* **Aufgabenbeschreibung**:
Gib aus der Forumsdiskussion zum Teichumbau den Abschnitt von "Hallo , als" bis einschließlich "zur Tiefzone ....." wortgetreu wieder.

Schöne Grüsse aus dem Pott

Volker

Irgendwas mach ich falsch...

Eins noch ...


----------



## Zermalmer (2. Mai 2013)

*AW: Teichumbau nach einem Jahr*



suddenfun schrieb:


> Irgendwas mach ich falsch...


hm... bei vielen Bildbearbeitungsprogrammen gibt es eine Rotationsfunktion.... damit könntest Du zumindest Die Bilder in die richtige Richtung drehen 

Aber ansonsten... was sollst Du falsch machen?

Was hat Dich denn bewogen nochmal umzubauen?
Was erhoffst Du Dir, das nun besser funktionieren soll?


----------



## suddenfun (3. Mai 2013)

Hallo , als allererstes bodenablauf einbauen, danach hab ich die Erfahrung bei mir gemacht, das die Abstufungen bei mir dreckecken wurden.
Am meisten beschäftigt mich die richtige Form des Teiches , Verhältnis flach zur Tiefzone .....

Sorry mit den Bildern hast du recht .....

Gruß Volker

Das "irgend was mach ich Falsch " bezog sich auf die Bilder ....

* **Gesammeltes Material**:

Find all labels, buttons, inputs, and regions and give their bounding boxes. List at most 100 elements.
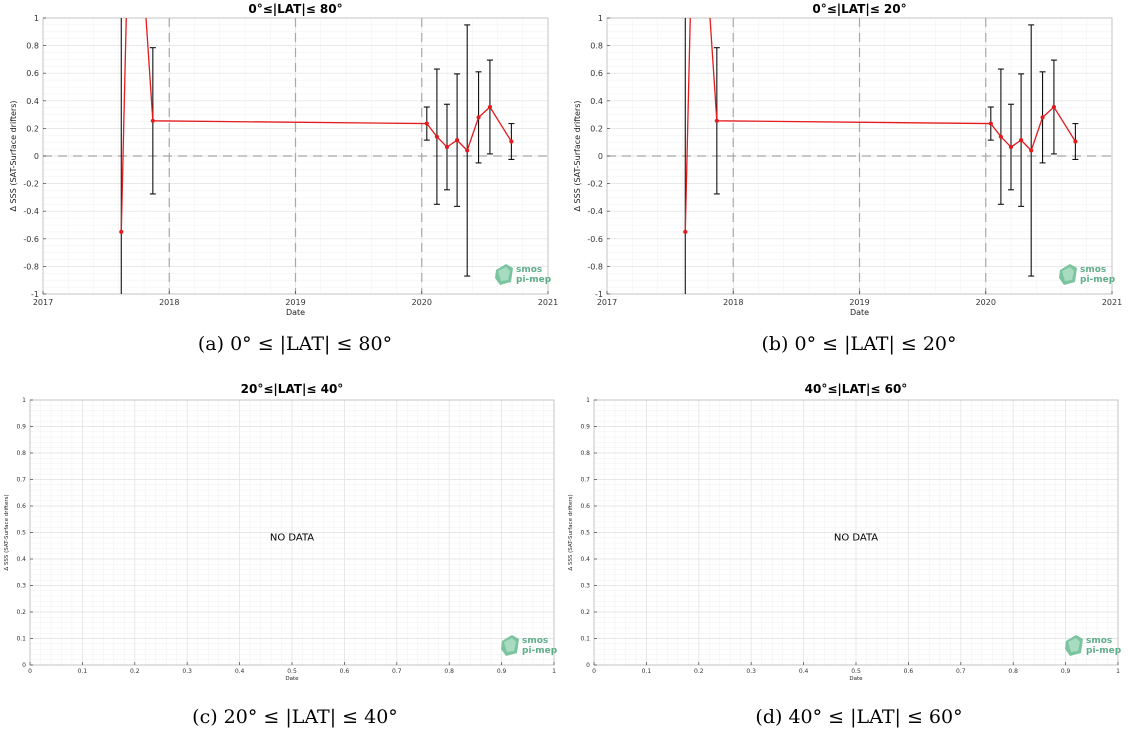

* **Lösung**:
Hallo , als allererstes bodenablauf einbauen, danach hab ich die Erfahrung bei mir gemacht, das die Abstufungen bei mir dreckecken wurden.
Am meisten beschäftigt mich die richtige Form des Teiches , Verhältnis flach zur Tiefzone .....